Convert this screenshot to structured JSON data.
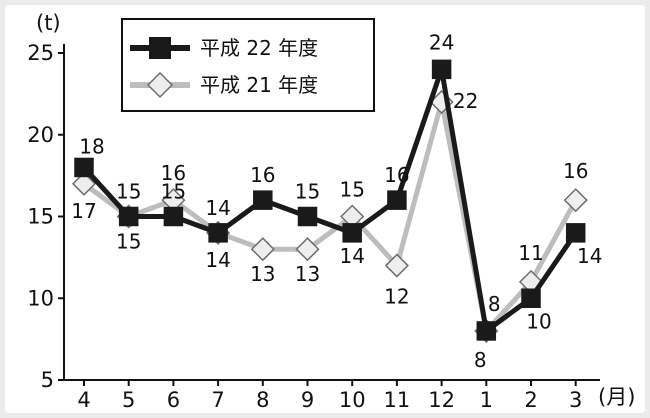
{
  "chart_data": {
    "type": "line",
    "categories": [
      "4",
      "5",
      "6",
      "7",
      "8",
      "9",
      "10",
      "11",
      "12",
      "1",
      "2",
      "3"
    ],
    "series": [
      {
        "name": "平成 22 年度",
        "values": [
          18,
          15,
          15,
          14,
          16,
          15,
          14,
          16,
          24,
          8,
          10,
          14
        ],
        "color": "#1a1a1a",
        "marker": "square"
      },
      {
        "name": "平成 21 年度",
        "values": [
          17,
          15,
          16,
          14,
          13,
          13,
          15,
          12,
          22,
          8,
          11,
          16
        ],
        "color": "#bdbdbd",
        "marker": "diamond"
      }
    ],
    "data_labels": {
      "s0": [
        "18",
        "15",
        "15",
        "14",
        "16",
        "15",
        "14",
        "16",
        "24",
        "8",
        "10",
        "14"
      ],
      "s1": [
        "17",
        "15",
        "16",
        "14",
        "13",
        "13",
        "15",
        "12",
        "22",
        "8",
        "11",
        "16"
      ]
    },
    "ylabel": "(t)",
    "xlabel": "(月)",
    "ylim": [
      5,
      25
    ],
    "yticks": [
      "5",
      "10",
      "15",
      "20",
      "25"
    ],
    "grid": false,
    "legend_position": "top-center"
  }
}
##########
Task prompt » Return the listing above in full and without alteration, excluding its pictures.

Solution for this problem »
Convert this screenshot to structured JSON data.
{
  "chart_data": {
    "type": "line",
    "categories": [
      "4",
      "5",
      "6",
      "7",
      "8",
      "9",
      "10",
      "11",
      "12",
      "1",
      "2",
      "3"
    ],
    "series": [
      {
        "name": "平成 22 年度",
        "values": [
          18,
          15,
          15,
          14,
          16,
          15,
          14,
          16,
          24,
          8,
          10,
          14
        ],
        "color": "#1a1a1a",
        "marker": "square"
      },
      {
        "name": "平成 21 年度",
        "values": [
          17,
          15,
          16,
          14,
          13,
          13,
          15,
          12,
          22,
          8,
          11,
          16
        ],
        "color": "#bdbdbd",
        "marker": "diamond"
      }
    ],
    "data_labels": {
      "s0": [
        "18",
        "15",
        "15",
        "14",
        "16",
        "15",
        "14",
        "16",
        "24",
        "8",
        "10",
        "14"
      ],
      "s1": [
        "17",
        "15",
        "16",
        "14",
        "13",
        "13",
        "15",
        "12",
        "22",
        "8",
        "11",
        "16"
      ]
    },
    "ylabel": "(t)",
    "xlabel": "(月)",
    "ylim": [
      5,
      25
    ],
    "yticks": [
      "5",
      "10",
      "15",
      "20",
      "25"
    ],
    "grid": false,
    "legend_position": "top-center"
  }
}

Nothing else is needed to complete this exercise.